[Items listed in a dataset]
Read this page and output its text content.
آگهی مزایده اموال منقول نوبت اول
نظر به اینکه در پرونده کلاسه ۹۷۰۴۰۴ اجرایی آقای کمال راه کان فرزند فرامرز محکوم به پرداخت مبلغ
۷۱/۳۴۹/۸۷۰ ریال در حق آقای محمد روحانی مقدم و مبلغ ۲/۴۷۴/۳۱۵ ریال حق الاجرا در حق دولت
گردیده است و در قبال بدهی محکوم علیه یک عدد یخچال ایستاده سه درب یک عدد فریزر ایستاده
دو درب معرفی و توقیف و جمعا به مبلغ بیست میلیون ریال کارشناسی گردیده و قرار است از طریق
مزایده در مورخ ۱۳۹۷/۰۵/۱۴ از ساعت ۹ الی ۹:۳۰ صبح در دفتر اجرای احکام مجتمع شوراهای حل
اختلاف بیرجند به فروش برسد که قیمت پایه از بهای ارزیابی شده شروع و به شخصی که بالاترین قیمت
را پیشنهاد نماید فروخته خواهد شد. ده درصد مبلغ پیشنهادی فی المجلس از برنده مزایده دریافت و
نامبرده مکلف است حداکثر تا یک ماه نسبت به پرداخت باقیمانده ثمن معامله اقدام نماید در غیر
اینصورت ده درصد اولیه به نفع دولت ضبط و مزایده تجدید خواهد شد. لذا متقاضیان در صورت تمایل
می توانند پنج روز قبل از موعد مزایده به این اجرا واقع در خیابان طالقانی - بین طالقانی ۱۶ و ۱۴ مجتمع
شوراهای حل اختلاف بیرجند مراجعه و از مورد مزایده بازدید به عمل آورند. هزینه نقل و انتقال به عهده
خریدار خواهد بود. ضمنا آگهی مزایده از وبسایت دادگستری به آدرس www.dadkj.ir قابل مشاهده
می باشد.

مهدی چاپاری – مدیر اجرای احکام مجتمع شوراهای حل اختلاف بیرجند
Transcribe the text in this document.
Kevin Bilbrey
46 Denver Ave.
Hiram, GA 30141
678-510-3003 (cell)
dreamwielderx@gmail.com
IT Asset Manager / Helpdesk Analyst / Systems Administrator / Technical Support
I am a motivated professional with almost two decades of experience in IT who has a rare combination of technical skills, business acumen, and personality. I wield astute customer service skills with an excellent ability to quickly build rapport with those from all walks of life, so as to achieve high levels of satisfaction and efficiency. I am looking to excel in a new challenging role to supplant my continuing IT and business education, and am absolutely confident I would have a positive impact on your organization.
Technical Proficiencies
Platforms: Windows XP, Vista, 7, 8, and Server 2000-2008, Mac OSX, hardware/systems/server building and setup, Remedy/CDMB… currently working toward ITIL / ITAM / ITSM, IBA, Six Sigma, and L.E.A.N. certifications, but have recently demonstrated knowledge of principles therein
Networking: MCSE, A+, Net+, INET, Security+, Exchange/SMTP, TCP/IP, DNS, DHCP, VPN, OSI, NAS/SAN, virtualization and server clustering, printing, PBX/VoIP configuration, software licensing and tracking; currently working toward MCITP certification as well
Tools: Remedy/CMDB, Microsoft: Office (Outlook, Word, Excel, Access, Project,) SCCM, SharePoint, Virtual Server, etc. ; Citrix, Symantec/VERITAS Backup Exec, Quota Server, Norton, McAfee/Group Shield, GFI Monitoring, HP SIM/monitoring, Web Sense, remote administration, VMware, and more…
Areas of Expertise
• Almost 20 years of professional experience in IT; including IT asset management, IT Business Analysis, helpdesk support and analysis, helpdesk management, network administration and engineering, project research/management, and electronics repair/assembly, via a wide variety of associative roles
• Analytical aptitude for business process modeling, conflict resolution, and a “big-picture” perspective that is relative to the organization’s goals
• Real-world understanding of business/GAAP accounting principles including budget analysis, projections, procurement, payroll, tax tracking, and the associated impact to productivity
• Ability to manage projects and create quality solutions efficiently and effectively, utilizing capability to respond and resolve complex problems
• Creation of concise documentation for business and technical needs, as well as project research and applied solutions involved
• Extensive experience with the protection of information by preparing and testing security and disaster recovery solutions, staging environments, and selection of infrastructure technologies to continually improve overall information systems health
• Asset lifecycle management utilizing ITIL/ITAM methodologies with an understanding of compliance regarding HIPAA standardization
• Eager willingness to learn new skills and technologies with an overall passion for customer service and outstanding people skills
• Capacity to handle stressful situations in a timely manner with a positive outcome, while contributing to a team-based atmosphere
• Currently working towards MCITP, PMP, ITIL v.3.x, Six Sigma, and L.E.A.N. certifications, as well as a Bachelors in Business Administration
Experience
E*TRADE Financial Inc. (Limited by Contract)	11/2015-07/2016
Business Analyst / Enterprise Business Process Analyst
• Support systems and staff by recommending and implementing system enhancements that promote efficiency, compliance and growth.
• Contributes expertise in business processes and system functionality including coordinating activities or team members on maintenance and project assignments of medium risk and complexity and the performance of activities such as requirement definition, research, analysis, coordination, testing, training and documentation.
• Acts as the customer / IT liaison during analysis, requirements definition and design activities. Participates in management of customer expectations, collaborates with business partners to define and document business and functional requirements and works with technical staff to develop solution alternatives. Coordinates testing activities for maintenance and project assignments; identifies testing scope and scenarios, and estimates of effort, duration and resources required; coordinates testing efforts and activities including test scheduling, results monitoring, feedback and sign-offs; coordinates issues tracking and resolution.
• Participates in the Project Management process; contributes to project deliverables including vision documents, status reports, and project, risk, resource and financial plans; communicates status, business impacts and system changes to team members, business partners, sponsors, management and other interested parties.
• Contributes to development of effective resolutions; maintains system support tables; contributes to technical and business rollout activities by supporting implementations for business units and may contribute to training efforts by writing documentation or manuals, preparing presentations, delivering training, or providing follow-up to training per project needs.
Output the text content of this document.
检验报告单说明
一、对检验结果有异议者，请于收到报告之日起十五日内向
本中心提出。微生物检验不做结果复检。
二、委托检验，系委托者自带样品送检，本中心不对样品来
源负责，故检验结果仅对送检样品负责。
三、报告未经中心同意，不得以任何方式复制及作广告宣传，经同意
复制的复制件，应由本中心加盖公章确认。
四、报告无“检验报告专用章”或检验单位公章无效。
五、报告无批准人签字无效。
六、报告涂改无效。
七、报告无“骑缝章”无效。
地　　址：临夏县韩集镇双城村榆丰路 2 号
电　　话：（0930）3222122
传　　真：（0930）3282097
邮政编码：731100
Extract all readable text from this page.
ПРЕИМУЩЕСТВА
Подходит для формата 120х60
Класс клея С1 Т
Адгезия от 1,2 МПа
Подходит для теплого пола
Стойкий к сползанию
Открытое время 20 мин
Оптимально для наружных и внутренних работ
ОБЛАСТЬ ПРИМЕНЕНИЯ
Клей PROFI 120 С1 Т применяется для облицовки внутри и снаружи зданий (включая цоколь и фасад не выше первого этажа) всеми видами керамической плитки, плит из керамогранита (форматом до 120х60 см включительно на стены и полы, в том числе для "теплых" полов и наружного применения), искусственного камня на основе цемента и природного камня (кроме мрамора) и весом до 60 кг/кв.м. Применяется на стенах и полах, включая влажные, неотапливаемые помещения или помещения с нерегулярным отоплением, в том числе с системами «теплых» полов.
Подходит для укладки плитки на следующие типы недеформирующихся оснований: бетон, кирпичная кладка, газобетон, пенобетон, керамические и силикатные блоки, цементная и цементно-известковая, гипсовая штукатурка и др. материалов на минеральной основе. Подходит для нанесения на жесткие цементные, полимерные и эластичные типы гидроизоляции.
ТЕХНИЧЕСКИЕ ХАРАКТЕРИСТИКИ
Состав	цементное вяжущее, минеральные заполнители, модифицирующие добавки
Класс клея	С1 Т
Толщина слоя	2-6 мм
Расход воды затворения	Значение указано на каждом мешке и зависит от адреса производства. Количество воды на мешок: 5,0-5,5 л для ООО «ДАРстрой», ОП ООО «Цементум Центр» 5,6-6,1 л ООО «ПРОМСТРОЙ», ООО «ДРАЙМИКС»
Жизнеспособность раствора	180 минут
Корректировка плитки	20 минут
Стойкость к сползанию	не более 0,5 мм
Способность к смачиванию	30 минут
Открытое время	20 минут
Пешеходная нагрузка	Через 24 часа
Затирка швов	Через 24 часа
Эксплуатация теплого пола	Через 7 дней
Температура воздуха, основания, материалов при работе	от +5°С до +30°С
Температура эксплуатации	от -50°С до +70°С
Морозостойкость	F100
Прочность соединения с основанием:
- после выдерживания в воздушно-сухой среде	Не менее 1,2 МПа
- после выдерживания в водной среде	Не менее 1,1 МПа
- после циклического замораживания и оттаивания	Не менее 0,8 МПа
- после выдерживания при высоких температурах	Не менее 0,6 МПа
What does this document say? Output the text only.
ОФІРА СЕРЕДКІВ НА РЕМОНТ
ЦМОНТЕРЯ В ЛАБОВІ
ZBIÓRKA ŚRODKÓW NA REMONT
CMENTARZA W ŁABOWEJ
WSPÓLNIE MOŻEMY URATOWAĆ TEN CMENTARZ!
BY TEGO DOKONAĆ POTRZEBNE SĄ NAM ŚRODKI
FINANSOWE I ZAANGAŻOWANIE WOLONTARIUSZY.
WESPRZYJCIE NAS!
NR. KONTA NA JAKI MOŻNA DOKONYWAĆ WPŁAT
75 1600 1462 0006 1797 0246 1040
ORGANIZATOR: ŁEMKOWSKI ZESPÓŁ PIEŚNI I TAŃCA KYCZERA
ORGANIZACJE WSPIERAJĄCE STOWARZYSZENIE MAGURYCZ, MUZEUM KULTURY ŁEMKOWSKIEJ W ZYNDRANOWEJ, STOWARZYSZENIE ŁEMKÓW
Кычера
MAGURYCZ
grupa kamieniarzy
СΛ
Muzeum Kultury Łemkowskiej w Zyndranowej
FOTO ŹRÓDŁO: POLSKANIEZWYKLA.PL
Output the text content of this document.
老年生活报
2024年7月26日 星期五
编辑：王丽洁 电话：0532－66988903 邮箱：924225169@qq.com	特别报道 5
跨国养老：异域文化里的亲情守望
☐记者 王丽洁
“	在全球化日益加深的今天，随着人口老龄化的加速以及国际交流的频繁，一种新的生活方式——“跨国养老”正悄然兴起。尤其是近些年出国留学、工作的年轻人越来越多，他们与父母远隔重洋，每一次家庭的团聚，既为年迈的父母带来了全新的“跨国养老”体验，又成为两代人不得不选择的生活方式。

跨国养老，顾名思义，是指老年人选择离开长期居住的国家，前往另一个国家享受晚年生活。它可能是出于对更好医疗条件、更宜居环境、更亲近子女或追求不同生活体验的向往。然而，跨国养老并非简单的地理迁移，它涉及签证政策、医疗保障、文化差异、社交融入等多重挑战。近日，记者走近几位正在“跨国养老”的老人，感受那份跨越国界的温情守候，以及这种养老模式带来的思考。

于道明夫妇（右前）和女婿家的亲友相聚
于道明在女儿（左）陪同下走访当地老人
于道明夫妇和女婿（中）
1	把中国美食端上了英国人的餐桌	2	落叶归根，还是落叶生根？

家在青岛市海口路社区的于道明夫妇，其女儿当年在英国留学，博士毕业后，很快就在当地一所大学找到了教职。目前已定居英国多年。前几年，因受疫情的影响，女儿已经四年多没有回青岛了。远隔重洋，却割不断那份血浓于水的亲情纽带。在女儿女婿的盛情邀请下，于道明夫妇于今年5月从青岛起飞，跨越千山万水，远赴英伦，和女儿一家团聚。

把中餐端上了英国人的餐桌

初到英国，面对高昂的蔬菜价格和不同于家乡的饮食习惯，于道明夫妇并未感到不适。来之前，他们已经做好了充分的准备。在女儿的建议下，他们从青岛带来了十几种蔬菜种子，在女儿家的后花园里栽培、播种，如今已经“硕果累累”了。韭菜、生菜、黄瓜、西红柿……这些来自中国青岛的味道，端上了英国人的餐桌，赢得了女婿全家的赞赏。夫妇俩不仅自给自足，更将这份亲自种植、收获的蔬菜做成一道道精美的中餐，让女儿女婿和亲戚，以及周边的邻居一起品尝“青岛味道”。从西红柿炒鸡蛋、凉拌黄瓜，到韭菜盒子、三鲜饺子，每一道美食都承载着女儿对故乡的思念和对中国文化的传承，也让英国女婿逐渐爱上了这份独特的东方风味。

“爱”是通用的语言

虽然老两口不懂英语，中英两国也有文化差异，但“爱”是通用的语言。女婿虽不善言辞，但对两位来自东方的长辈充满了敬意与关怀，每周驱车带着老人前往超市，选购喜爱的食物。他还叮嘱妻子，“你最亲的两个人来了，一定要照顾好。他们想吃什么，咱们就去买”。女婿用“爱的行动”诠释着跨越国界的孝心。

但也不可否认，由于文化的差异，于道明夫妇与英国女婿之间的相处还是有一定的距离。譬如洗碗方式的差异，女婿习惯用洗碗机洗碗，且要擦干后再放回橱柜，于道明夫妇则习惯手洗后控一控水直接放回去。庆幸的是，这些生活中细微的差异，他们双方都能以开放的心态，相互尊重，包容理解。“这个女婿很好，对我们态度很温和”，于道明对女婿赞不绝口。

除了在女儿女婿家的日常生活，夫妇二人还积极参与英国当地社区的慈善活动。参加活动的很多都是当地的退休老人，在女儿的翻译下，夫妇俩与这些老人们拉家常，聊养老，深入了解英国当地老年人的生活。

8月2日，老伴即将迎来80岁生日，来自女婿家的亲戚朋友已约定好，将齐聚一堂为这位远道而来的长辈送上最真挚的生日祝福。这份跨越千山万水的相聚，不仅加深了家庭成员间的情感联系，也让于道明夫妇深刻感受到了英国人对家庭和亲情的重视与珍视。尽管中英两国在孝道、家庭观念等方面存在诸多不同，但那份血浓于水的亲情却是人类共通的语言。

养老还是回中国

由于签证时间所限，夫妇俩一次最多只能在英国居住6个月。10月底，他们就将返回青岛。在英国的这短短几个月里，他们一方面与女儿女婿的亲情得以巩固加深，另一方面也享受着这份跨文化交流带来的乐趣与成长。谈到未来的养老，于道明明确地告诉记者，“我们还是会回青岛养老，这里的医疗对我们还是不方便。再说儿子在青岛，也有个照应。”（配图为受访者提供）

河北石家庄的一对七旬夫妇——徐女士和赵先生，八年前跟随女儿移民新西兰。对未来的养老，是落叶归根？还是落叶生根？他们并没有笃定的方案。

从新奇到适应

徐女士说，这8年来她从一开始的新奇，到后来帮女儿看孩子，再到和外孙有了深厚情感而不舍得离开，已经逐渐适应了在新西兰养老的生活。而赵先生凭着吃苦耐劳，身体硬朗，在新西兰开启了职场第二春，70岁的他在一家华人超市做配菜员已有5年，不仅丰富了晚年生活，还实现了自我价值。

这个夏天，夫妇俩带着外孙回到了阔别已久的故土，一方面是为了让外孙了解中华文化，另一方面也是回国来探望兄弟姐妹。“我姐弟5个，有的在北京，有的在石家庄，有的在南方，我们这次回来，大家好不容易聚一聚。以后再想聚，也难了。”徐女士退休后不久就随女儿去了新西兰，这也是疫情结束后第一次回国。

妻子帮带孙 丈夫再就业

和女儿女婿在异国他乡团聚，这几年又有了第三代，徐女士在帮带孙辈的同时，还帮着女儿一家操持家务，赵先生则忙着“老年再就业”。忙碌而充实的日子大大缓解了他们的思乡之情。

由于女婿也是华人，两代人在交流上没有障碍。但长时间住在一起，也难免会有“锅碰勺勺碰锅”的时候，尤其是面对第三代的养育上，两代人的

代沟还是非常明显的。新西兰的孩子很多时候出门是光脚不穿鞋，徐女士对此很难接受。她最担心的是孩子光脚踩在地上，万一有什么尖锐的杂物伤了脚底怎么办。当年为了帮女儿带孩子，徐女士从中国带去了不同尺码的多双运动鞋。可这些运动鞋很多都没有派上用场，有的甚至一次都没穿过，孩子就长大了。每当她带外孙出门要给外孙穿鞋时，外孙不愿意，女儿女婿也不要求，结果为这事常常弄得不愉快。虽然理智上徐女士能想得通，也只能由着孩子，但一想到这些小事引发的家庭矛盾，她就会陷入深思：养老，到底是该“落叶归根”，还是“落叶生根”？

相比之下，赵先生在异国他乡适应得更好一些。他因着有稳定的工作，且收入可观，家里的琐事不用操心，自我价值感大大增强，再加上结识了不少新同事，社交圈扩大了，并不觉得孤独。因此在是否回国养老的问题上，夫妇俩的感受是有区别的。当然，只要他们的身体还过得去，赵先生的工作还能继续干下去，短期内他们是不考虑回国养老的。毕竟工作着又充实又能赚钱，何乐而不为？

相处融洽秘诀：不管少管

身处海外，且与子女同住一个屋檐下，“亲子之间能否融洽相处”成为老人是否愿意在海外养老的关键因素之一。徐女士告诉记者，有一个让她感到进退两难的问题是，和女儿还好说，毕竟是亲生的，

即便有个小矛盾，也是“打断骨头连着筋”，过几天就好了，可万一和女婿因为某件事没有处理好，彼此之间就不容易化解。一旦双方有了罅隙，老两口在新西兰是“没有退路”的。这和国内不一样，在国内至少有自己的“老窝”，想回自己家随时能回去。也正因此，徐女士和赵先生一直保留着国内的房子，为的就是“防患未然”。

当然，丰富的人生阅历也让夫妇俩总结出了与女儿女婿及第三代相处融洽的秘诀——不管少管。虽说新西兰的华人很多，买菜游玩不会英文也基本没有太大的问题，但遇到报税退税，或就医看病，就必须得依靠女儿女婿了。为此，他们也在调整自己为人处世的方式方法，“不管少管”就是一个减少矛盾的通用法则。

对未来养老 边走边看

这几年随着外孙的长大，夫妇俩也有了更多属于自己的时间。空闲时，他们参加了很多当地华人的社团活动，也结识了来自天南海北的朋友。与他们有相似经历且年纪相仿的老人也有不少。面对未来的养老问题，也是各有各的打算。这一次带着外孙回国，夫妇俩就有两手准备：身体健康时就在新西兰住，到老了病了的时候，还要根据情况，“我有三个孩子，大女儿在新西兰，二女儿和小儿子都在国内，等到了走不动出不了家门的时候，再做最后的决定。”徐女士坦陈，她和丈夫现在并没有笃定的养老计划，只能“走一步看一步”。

REQUIREMENT.
Gather up the lines that contain the word "working".

WRITTEN RESPONSE.
Platforms: Windows XP, Vista, 7, 8, and Server 2000-2008, Mac OSX, hardware/systems/server building and setup, Remedy/CDMB… currently working toward ITIL / ITAM / ITSM, IBA, Six Sigma, and L.E.A.N. certifications, but have recently demonstrated knowledge of principles therein
Networking: MCSE, A+, Net+, INET, Security+, Exchange/SMTP, TCP/IP, DNS, DHCP, VPN, OSI, NAS/SAN, virtualization and server clustering, printing, PBX/VoIP configuration, software licensing and tracking; currently working toward MCITP certification as well
• Currently working towards MCITP, PMP, ITIL v.3.x, Six Sigma, and L.E.A.N. certifications, as well as a Bachelors in Business Administration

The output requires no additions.